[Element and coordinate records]

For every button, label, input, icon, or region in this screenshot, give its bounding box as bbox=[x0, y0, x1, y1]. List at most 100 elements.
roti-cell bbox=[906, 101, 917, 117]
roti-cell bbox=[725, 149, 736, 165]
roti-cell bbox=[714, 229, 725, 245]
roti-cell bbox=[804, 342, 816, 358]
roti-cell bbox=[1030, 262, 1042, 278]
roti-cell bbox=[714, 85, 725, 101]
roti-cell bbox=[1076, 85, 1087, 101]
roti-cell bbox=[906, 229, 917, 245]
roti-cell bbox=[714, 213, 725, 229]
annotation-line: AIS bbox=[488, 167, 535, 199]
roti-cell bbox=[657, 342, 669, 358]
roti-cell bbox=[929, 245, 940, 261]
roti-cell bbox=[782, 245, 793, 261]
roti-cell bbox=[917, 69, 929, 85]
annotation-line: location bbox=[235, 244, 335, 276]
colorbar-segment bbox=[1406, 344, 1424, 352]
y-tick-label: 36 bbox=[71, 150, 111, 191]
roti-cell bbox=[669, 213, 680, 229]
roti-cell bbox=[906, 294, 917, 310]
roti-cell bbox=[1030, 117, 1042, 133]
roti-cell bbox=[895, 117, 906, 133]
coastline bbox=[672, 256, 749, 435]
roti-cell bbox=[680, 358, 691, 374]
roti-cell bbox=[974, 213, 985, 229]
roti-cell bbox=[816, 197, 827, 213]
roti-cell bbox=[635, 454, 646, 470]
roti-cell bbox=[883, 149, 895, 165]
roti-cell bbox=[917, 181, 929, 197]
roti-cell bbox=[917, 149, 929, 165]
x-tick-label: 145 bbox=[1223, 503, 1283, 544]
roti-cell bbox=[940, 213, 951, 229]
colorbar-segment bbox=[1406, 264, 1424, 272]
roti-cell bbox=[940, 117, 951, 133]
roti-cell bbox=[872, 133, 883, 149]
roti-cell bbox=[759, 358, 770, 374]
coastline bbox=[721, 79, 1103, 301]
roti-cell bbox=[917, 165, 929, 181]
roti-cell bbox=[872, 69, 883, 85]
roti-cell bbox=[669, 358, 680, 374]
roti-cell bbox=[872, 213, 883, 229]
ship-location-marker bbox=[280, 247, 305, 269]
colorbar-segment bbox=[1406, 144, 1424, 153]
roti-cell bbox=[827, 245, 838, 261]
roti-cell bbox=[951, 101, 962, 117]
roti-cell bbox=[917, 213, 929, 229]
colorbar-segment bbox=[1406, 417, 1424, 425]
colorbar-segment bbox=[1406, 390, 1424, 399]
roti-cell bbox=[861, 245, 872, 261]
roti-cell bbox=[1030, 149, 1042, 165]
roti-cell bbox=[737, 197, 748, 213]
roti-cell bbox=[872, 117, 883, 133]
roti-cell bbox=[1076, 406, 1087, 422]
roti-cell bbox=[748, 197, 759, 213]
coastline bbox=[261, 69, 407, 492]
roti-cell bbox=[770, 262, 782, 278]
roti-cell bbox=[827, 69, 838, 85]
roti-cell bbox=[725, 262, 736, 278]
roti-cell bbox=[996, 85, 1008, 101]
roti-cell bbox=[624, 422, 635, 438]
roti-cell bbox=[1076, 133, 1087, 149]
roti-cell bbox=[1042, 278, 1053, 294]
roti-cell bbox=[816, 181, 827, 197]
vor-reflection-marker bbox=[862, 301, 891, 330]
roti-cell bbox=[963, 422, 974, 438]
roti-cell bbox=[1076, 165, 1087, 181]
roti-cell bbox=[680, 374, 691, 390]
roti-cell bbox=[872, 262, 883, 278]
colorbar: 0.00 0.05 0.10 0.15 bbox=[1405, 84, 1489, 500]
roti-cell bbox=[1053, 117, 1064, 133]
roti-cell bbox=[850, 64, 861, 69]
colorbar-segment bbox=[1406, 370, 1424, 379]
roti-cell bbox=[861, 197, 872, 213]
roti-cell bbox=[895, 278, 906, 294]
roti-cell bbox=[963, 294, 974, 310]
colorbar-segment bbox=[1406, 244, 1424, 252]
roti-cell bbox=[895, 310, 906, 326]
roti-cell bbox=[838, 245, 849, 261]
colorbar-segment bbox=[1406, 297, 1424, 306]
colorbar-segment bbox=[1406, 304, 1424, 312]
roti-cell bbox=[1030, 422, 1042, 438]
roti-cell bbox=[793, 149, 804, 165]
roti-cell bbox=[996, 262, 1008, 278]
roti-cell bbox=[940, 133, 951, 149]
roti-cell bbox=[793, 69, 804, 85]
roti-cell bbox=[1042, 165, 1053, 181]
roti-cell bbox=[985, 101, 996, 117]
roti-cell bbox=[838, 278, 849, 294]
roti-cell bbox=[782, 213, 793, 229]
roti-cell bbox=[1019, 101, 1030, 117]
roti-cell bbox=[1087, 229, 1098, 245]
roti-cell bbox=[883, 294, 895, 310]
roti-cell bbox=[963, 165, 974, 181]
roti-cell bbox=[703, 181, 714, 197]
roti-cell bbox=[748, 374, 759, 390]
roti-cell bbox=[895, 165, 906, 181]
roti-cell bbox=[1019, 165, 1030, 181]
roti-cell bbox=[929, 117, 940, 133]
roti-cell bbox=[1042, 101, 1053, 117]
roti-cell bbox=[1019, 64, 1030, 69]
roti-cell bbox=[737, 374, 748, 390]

▸ What you are asked to do
Render the rows as a JSON list of strings, one string per line and with blank lines omitted, starting at the first line and ending with the line that contains "roti-cell bbox=[872, 69, 883, 85]".

▸ Correct response
[
  "For every button, label, input, icon, or region in this screenshot, give its bounding box as bbox=[x0, y0, x1, y1]. List at most 100 elements.",
  "roti-cell bbox=[906, 101, 917, 117]",
  "roti-cell bbox=[725, 149, 736, 165]",
  "roti-cell bbox=[714, 229, 725, 245]",
  "roti-cell bbox=[804, 342, 816, 358]",
  "roti-cell bbox=[1030, 262, 1042, 278]",
  "roti-cell bbox=[714, 85, 725, 101]",
  "roti-cell bbox=[1076, 85, 1087, 101]",
  "roti-cell bbox=[906, 229, 917, 245]",
  "roti-cell bbox=[714, 213, 725, 229]",
  "annotation-line: AIS bbox=[488, 167, 535, 199]",
  "roti-cell bbox=[657, 342, 669, 358]",
  "roti-cell bbox=[929, 245, 940, 261]",
  "roti-cell bbox=[782, 245, 793, 261]",
  "roti-cell bbox=[917, 69, 929, 85]",
  "annotation-line: location bbox=[235, 244, 335, 276]",
  "colorbar-segment bbox=[1406, 344, 1424, 352]",
  "y-tick-label: 36 bbox=[71, 150, 111, 191]",
  "roti-cell bbox=[669, 213, 680, 229]",
  "roti-cell bbox=[906, 294, 917, 310]",
  "roti-cell bbox=[1030, 117, 1042, 133]",
  "roti-cell bbox=[895, 117, 906, 133]",
  "coastline bbox=[672, 256, 749, 435]",
  "roti-cell bbox=[680, 358, 691, 374]",
  "roti-cell bbox=[974, 213, 985, 229]",
  "roti-cell bbox=[816, 197, 827, 213]",
  "roti-cell bbox=[635, 454, 646, 470]",
  "roti-cell bbox=[883, 149, 895, 165]",
  "roti-cell bbox=[917, 181, 929, 197]",
  "roti-cell bbox=[917, 149, 929, 165]",
  "x-tick-label: 145 bbox=[1223, 503, 1283, 544]",
  "roti-cell bbox=[940, 213, 951, 229]",
  "colorbar-segment bbox=[1406, 264, 1424, 272]",
  "roti-cell bbox=[940, 117, 951, 133]",
  "roti-cell bbox=[872, 133, 883, 149]",
  "roti-cell bbox=[759, 358, 770, 374]",
  "coastline bbox=[721, 79, 1103, 301]",
  "roti-cell bbox=[917, 165, 929, 181]",
  "roti-cell bbox=[872, 69, 883, 85]"
]